Comecemos pelo adestramento (dressage). Trata-se de uma técnica

aplicada à domesticação dos animais que se estende às crianças e mesmo aos

adultos (exército) quando estes são habituados, por ameaças ou recompensas,

a fazer dócil e mecanicamente o que deles se espera. Qual é a parte de

adestramento que existe na instrução? Quando adestramos um cão ou um

cavalo não é de modo algum para o instruir, mas para o fazer adquirir uma

determinada conduta útil ao dono a qual não expressa, de forma alguma, o

desenvolvimento próprio do animal. O cão adestrado não é por essa razão um

cão mais desenvolvido.

Por outro lado, os procedimentos de adestramento explicados por

Pavlov na sua teoria do reflexo condicionado consistem na transferência

mecânica e passiva da energia espontânea sobre um objecto artificial, sem

significado para o sujeito que, desta forma, adquire um comportamento rígido,

não susceptível de adaptação.

Dados de posição dos elementos
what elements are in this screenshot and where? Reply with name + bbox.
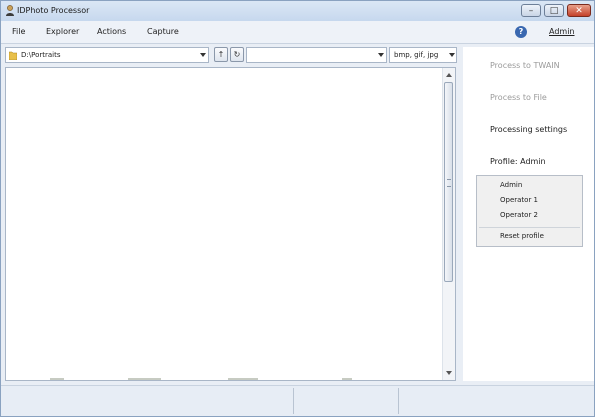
help-icon[interactable]: ?	[515, 26, 527, 38]
profile-option-admin[interactable]: Admin	[500, 181, 522, 189]
process-to-file-button[interactable]: Process to File	[490, 93, 547, 102]
app-window: IDPhoto Processor – □ ✕ File Explorer Ac…	[0, 0, 595, 417]
status-divider	[398, 388, 399, 414]
action-side-panel: Process to TWAIN Process to File Process…	[463, 47, 594, 381]
menu-actions[interactable]: Actions	[97, 27, 126, 36]
menu-file[interactable]: File	[12, 27, 25, 36]
title-bar[interactable]: IDPhoto Processor – □ ✕	[1, 1, 594, 21]
profile-option-operator-2[interactable]: Operator 2	[500, 211, 538, 219]
thumbnail-edge	[50, 378, 64, 380]
user-admin-link[interactable]: Admin	[549, 27, 575, 36]
file-browser-pane[interactable]	[5, 67, 456, 381]
status-divider	[293, 388, 294, 414]
filter-combobox[interactable]	[246, 47, 387, 63]
scroll-down-icon[interactable]	[446, 371, 452, 375]
profile-menu: Admin Operator 1 Operator 2 Reset profil…	[476, 175, 583, 247]
profile-selector[interactable]: Profile: Admin	[490, 157, 546, 166]
chevron-down-icon[interactable]	[449, 53, 455, 57]
extension-value: bmp, gif, jpg	[394, 51, 439, 59]
menu-capture[interactable]: Capture	[147, 27, 179, 36]
extension-combobox[interactable]: bmp, gif, jpg	[389, 47, 457, 63]
up-folder-button[interactable]: ↑	[214, 47, 228, 62]
chevron-down-icon[interactable]	[378, 53, 384, 57]
processing-settings-button[interactable]: Processing settings	[490, 125, 567, 134]
thumbnail-edge	[228, 378, 258, 380]
reset-profile-button[interactable]: Reset profile	[500, 232, 544, 240]
process-to-twain-button[interactable]: Process to TWAIN	[490, 61, 560, 70]
menu-bar: File Explorer Actions Capture	[1, 21, 594, 44]
menu-explorer[interactable]: Explorer	[46, 27, 79, 36]
thumbnail-edge	[342, 378, 352, 380]
thumbnail-edge	[128, 378, 161, 380]
minimize-button[interactable]: –	[521, 4, 541, 17]
vertical-scrollbar[interactable]	[442, 68, 455, 380]
path-value: D:\Portraits	[21, 51, 61, 59]
scroll-up-icon[interactable]	[446, 73, 452, 77]
status-bar	[1, 385, 594, 416]
chevron-down-icon[interactable]	[200, 53, 206, 57]
profile-option-operator-1[interactable]: Operator 1	[500, 196, 538, 204]
window-title: IDPhoto Processor	[17, 6, 90, 15]
grip-icon	[447, 179, 451, 187]
path-combobox[interactable]: D:\Portraits	[5, 47, 209, 63]
refresh-button[interactable]: ↻	[230, 47, 244, 62]
folder-icon	[9, 51, 17, 60]
close-button[interactable]: ✕	[567, 4, 591, 17]
menu-separator	[479, 227, 580, 228]
maximize-button[interactable]: □	[544, 4, 564, 17]
scrollbar-thumb[interactable]	[444, 82, 453, 282]
path-toolbar: D:\Portraits ↑ ↻ bmp, gif, jpg	[5, 47, 457, 64]
person-photo-icon	[6, 5, 14, 16]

LISTA DE TAREFAS
**A.** Segundo o trecho sobre adestramento, a quem se aplica ou se estende essa técnica? Liste todos.
**B.** Prossiga o trecho sobre adestramento a partir da última frase apresentada.

AS RESPOSTAS
**A.** Aos animais, às crianças e aos adultos (exército).

**B.**
Tanto pela sua finalidade como pelo seu resultado, o adestramento é

pois, como diz R. Hubert, “o contrário da educação” (Tratado de Pedagogia

Geral). Mas Hubert acrescenta pouco depois: porque o homem é, também e

em primeiro lugar, um animal há sempre uma parte de adestramento em toda a

educação. “Assim, a linguagem, a escrita, os signos aritméticos, o sistema de

numeração, as regras de ortografia e de sintaxe” (op. cit.). Trata-se aqui de um

adestramento ou de uma aprendizagem activa? O adestramento puro é sem

dúvida mais raro do que se crê e significa sempre, como diz K.Goldstein, uma

conduta de catástrofe: tanto para o educador que adestra e que não consegue

fazer-se compreender e amar, como para o educando que terá que adoptar

uma rotina em vez de compreender e de querer.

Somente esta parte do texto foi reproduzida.